Repeat exactly, and only, the lines from the one containing "Convert this document image to plain text." through the end of the records.
○ ○ ○ ○
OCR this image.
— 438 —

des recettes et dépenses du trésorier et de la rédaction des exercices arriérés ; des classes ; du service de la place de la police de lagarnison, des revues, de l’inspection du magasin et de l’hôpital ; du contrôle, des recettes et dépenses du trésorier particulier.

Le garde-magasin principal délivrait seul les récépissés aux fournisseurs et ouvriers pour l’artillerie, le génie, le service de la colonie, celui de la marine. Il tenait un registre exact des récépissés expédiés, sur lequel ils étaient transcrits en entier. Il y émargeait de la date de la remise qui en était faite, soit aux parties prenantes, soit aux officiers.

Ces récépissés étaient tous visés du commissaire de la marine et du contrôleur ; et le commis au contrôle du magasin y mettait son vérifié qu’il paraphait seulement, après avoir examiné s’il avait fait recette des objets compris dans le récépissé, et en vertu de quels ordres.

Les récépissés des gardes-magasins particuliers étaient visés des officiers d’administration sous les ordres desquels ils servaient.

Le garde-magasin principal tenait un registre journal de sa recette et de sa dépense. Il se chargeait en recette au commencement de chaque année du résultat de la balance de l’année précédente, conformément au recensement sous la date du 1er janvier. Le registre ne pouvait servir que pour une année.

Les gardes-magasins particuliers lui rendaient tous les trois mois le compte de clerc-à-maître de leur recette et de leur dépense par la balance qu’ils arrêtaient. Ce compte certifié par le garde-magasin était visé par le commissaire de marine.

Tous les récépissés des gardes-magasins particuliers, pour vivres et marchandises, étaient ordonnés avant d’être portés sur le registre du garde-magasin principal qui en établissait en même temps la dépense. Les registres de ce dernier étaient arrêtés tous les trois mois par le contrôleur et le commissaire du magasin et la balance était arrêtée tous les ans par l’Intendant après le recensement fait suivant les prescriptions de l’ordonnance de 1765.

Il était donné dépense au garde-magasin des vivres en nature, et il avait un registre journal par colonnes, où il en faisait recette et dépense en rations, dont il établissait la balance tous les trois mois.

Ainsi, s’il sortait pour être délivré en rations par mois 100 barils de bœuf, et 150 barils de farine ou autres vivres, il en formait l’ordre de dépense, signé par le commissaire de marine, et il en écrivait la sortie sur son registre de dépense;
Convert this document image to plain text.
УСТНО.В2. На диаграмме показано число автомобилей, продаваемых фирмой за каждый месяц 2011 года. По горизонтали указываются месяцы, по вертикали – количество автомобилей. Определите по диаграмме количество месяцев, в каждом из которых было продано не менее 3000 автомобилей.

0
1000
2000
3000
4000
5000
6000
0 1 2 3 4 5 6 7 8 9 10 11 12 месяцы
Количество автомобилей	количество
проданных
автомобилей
○ ○ ○ ○
■ Answer to this task
Convert this document image to plain text.
УСТНО.В2. На диаграмме показано число автомобилей, продаваемых фирмой за каждый месяц 2011 года. По горизонтали указываются месяцы, по вертикали – количество автомобилей. Определите по диаграмме количество месяцев, в каждом из которых было продано не менее 3000 автомобилей.

0
1000
2000
3000
4000
5000
6000
0 1 2 3 4 5 6 7 8 9 10 11 12 месяцы
Количество автомобилей	количество
проданных
автомобилей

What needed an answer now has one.